• WHAT THE TASK REQUIRES:
Pick out each line containing the string "marker" and copy it.
==========
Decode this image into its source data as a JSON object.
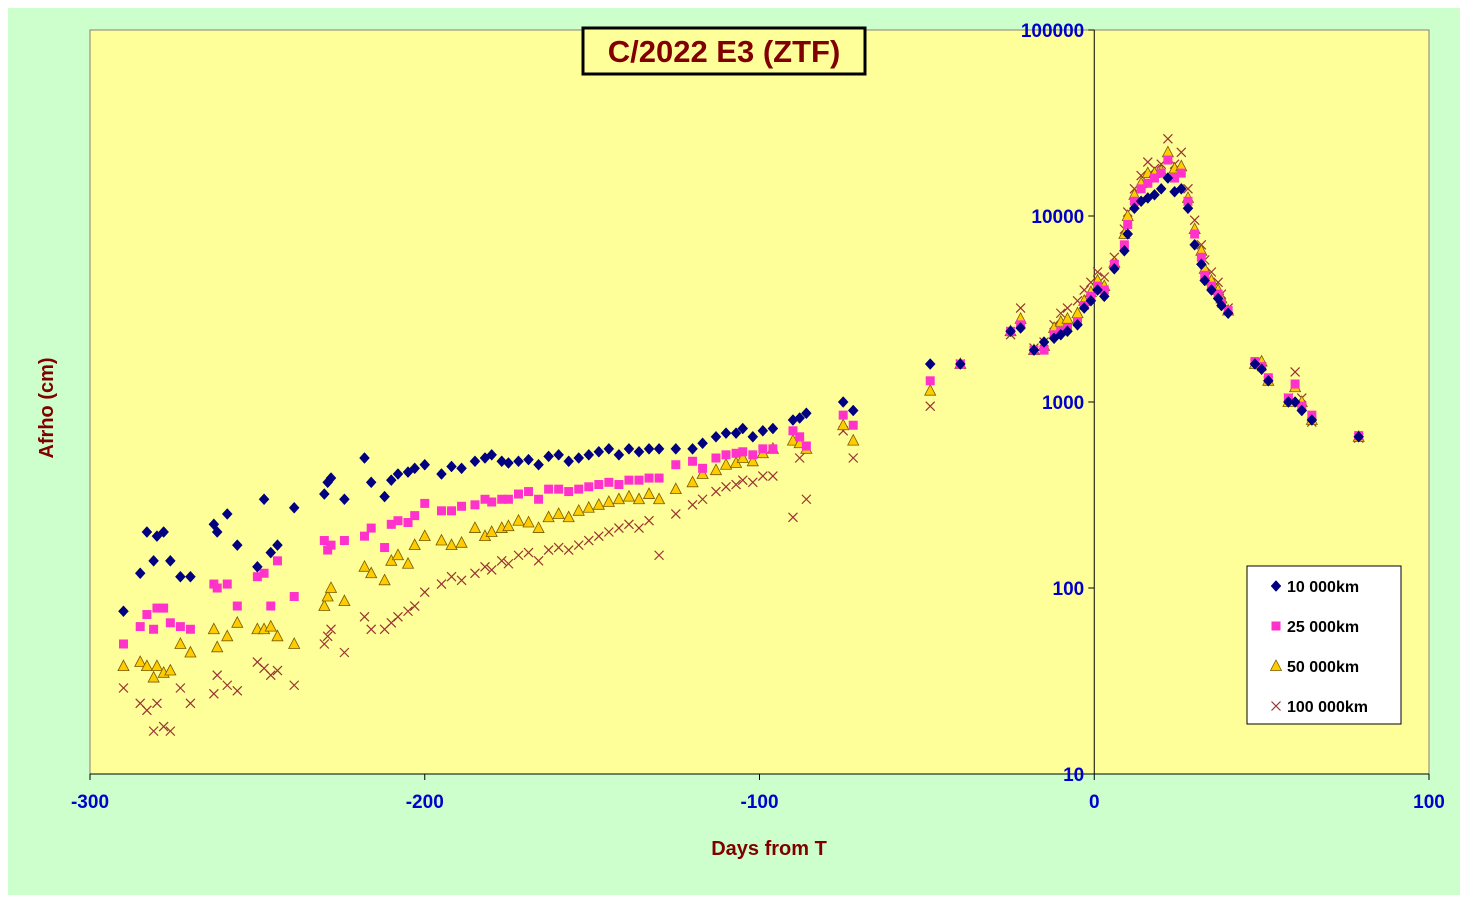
{
  "chart_data": {
    "type": "scatter",
    "title": "C/2022 E3 (ZTF)",
    "xlabel": "Days from T",
    "ylabel": "Afrho (cm)",
    "xlim": [
      -300,
      100
    ],
    "ylim": [
      10,
      100000
    ],
    "y_scale": "log",
    "x_ticks": [
      "-300",
      "-200",
      "-100",
      "0",
      "100"
    ],
    "y_ticks": [
      "10",
      "100",
      "1000",
      "10000",
      "100000"
    ],
    "legend_position": "bottom-right",
    "grid": false,
    "colors": {
      "outer_background": "#ccffcc",
      "plot_background": "#ffff99",
      "tick_labels": "#0000cc",
      "axis_titles": "#800000",
      "title_text": "#800000"
    },
    "series": [
      {
        "name": "10 000km",
        "marker": "diamond",
        "color": "#000080",
        "x": [
          -290,
          -285,
          -283,
          -281,
          -280,
          -278,
          -276,
          -273,
          -270,
          -263,
          -262,
          -259,
          -256,
          -250,
          -248,
          -246,
          -244,
          -239,
          -230,
          -229,
          -228,
          -224,
          -218,
          -216,
          -212,
          -210,
          -208,
          -205,
          -203,
          -200,
          -195,
          -192,
          -189,
          -185,
          -182,
          -180,
          -177,
          -175,
          -172,
          -169,
          -166,
          -163,
          -160,
          -157,
          -154,
          -151,
          -148,
          -145,
          -142,
          -139,
          -136,
          -133,
          -130,
          -125,
          -120,
          -117,
          -113,
          -110,
          -107,
          -105,
          -102,
          -99,
          -96,
          -90,
          -88,
          -86,
          -75,
          -72,
          -49,
          -40,
          -25,
          -22,
          -18,
          -15,
          -12,
          -10,
          -8,
          -5,
          -3,
          -1,
          1,
          3,
          6,
          9,
          10,
          12,
          14,
          16,
          18,
          20,
          22,
          24,
          26,
          28,
          30,
          32,
          33,
          35,
          37,
          38,
          40,
          48,
          50,
          52,
          58,
          60,
          62,
          65,
          79
        ],
        "values": [
          75,
          120,
          200,
          140,
          190,
          200,
          140,
          115,
          115,
          220,
          200,
          250,
          170,
          130,
          300,
          155,
          170,
          270,
          320,
          370,
          390,
          300,
          500,
          370,
          310,
          380,
          410,
          420,
          440,
          460,
          410,
          450,
          440,
          480,
          500,
          520,
          480,
          470,
          480,
          490,
          460,
          510,
          520,
          480,
          500,
          520,
          540,
          560,
          520,
          560,
          540,
          560,
          560,
          560,
          560,
          600,
          650,
          680,
          680,
          720,
          650,
          700,
          720,
          800,
          820,
          870,
          1000,
          900,
          1600,
          1600,
          2400,
          2500,
          1900,
          2100,
          2200,
          2300,
          2400,
          2600,
          3200,
          3500,
          4000,
          3700,
          5200,
          6500,
          8000,
          11000,
          12000,
          12500,
          13000,
          14000,
          16000,
          13500,
          14000,
          11000,
          7000,
          5500,
          4500,
          4000,
          3600,
          3300,
          3000,
          1600,
          1500,
          1300,
          1000,
          1000,
          900,
          800,
          650
        ]
      },
      {
        "name": "25 000km",
        "marker": "square",
        "color": "#ff33cc",
        "x": [
          -290,
          -285,
          -283,
          -281,
          -280,
          -278,
          -276,
          -273,
          -270,
          -263,
          -262,
          -259,
          -256,
          -250,
          -248,
          -246,
          -244,
          -239,
          -230,
          -229,
          -228,
          -224,
          -218,
          -216,
          -212,
          -210,
          -208,
          -205,
          -203,
          -200,
          -195,
          -192,
          -189,
          -185,
          -182,
          -180,
          -177,
          -175,
          -172,
          -169,
          -166,
          -163,
          -160,
          -157,
          -154,
          -151,
          -148,
          -145,
          -142,
          -139,
          -136,
          -133,
          -130,
          -125,
          -120,
          -117,
          -113,
          -110,
          -107,
          -105,
          -102,
          -99,
          -96,
          -90,
          -88,
          -86,
          -75,
          -72,
          -49,
          -40,
          -25,
          -22,
          -18,
          -15,
          -12,
          -10,
          -8,
          -5,
          -3,
          -1,
          1,
          3,
          6,
          9,
          10,
          12,
          14,
          16,
          18,
          20,
          22,
          24,
          26,
          28,
          30,
          32,
          33,
          35,
          37,
          38,
          40,
          48,
          50,
          52,
          58,
          60,
          62,
          65,
          79
        ],
        "values": [
          50,
          62,
          72,
          60,
          78,
          78,
          65,
          62,
          60,
          105,
          100,
          105,
          80,
          115,
          120,
          80,
          140,
          90,
          180,
          160,
          170,
          180,
          190,
          210,
          165,
          220,
          230,
          225,
          245,
          285,
          260,
          260,
          275,
          280,
          300,
          290,
          300,
          300,
          320,
          330,
          300,
          340,
          340,
          330,
          340,
          350,
          360,
          370,
          360,
          380,
          380,
          390,
          390,
          460,
          480,
          440,
          500,
          520,
          530,
          540,
          520,
          560,
          560,
          700,
          650,
          580,
          850,
          750,
          1300,
          1600,
          2400,
          2600,
          1900,
          1900,
          2300,
          2400,
          2500,
          2700,
          3300,
          3700,
          4200,
          4000,
          5500,
          7000,
          9000,
          12000,
          14000,
          15000,
          16000,
          17000,
          20000,
          16000,
          17000,
          12000,
          8000,
          6000,
          4800,
          4200,
          3800,
          3400,
          3100,
          1650,
          1550,
          1350,
          1050,
          1250,
          950,
          850,
          660
        ]
      },
      {
        "name": "50 000km",
        "marker": "triangle",
        "color": "#ffcc00",
        "x": [
          -290,
          -285,
          -283,
          -281,
          -280,
          -278,
          -276,
          -273,
          -270,
          -263,
          -262,
          -259,
          -256,
          -250,
          -248,
          -246,
          -244,
          -239,
          -230,
          -229,
          -228,
          -224,
          -218,
          -216,
          -212,
          -210,
          -208,
          -205,
          -203,
          -200,
          -195,
          -192,
          -189,
          -185,
          -182,
          -180,
          -177,
          -175,
          -172,
          -169,
          -166,
          -163,
          -160,
          -157,
          -154,
          -151,
          -148,
          -145,
          -142,
          -139,
          -136,
          -133,
          -130,
          -125,
          -120,
          -117,
          -113,
          -110,
          -107,
          -105,
          -102,
          -99,
          -96,
          -90,
          -88,
          -86,
          -75,
          -72,
          -49,
          -40,
          -25,
          -22,
          -18,
          -15,
          -12,
          -10,
          -8,
          -5,
          -3,
          -1,
          1,
          3,
          6,
          9,
          10,
          12,
          14,
          16,
          18,
          20,
          22,
          24,
          26,
          28,
          30,
          32,
          33,
          35,
          37,
          38,
          40,
          48,
          50,
          52,
          58,
          60,
          62,
          65,
          79
        ],
        "values": [
          38,
          40,
          38,
          33,
          38,
          35,
          36,
          50,
          45,
          60,
          48,
          55,
          65,
          60,
          60,
          62,
          55,
          50,
          80,
          90,
          100,
          85,
          130,
          120,
          110,
          140,
          150,
          135,
          170,
          190,
          180,
          170,
          175,
          210,
          190,
          200,
          210,
          215,
          230,
          225,
          210,
          240,
          250,
          240,
          260,
          270,
          280,
          290,
          300,
          310,
          300,
          320,
          300,
          340,
          370,
          410,
          430,
          460,
          470,
          500,
          480,
          530,
          560,
          620,
          600,
          560,
          750,
          620,
          1150,
          1600,
          2400,
          2800,
          1900,
          2000,
          2500,
          2700,
          2800,
          3000,
          3500,
          3900,
          4500,
          4200,
          5600,
          8000,
          10000,
          13000,
          15000,
          17000,
          17000,
          17500,
          22000,
          18000,
          18500,
          12500,
          8500,
          6500,
          5200,
          4500,
          4000,
          3600,
          3100,
          1600,
          1650,
          1300,
          1000,
          1200,
          1000,
          800,
          650
        ]
      },
      {
        "name": "100 000km",
        "marker": "x",
        "color": "#993333",
        "x": [
          -290,
          -285,
          -283,
          -281,
          -280,
          -278,
          -276,
          -273,
          -270,
          -263,
          -262,
          -259,
          -256,
          -250,
          -248,
          -246,
          -244,
          -239,
          -230,
          -229,
          -228,
          -224,
          -218,
          -216,
          -212,
          -210,
          -208,
          -205,
          -203,
          -200,
          -195,
          -192,
          -189,
          -185,
          -182,
          -180,
          -177,
          -175,
          -172,
          -169,
          -166,
          -163,
          -160,
          -157,
          -154,
          -151,
          -148,
          -145,
          -142,
          -139,
          -136,
          -133,
          -130,
          -125,
          -120,
          -117,
          -113,
          -110,
          -107,
          -105,
          -102,
          -99,
          -96,
          -90,
          -88,
          -86,
          -75,
          -72,
          -49,
          -40,
          -25,
          -22,
          -18,
          -15,
          -12,
          -10,
          -8,
          -5,
          -3,
          -1,
          1,
          3,
          6,
          9,
          10,
          12,
          14,
          16,
          18,
          20,
          22,
          24,
          26,
          28,
          30,
          32,
          33,
          35,
          37,
          38,
          40,
          48,
          50,
          52,
          58,
          60,
          62,
          65,
          79
        ],
        "values": [
          29,
          24,
          22,
          17,
          24,
          18,
          17,
          29,
          24,
          27,
          34,
          30,
          28,
          40,
          37,
          34,
          36,
          30,
          50,
          55,
          60,
          45,
          70,
          60,
          60,
          65,
          70,
          75,
          80,
          95,
          105,
          115,
          110,
          120,
          130,
          125,
          140,
          135,
          150,
          155,
          140,
          160,
          165,
          160,
          170,
          180,
          190,
          200,
          210,
          220,
          210,
          230,
          150,
          250,
          280,
          300,
          330,
          350,
          360,
          380,
          370,
          400,
          400,
          240,
          500,
          300,
          700,
          500,
          950,
          1600,
          2300,
          3200,
          1950,
          2100,
          2600,
          3000,
          3200,
          3500,
          4000,
          4400,
          5000,
          4700,
          6000,
          8500,
          10500,
          14000,
          16500,
          19500,
          18000,
          19000,
          26000,
          19000,
          22000,
          14000,
          9500,
          7000,
          5800,
          5000,
          4400,
          3800,
          3200,
          1600,
          1550,
          1300,
          1050,
          1450,
          1050,
          780,
          640
        ]
      }
    ]
  }
}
==========
• REPLY TO THE TASK:
        "marker": "diamond",
        "marker": "square",
        "marker": "triangle",
        "marker": "x",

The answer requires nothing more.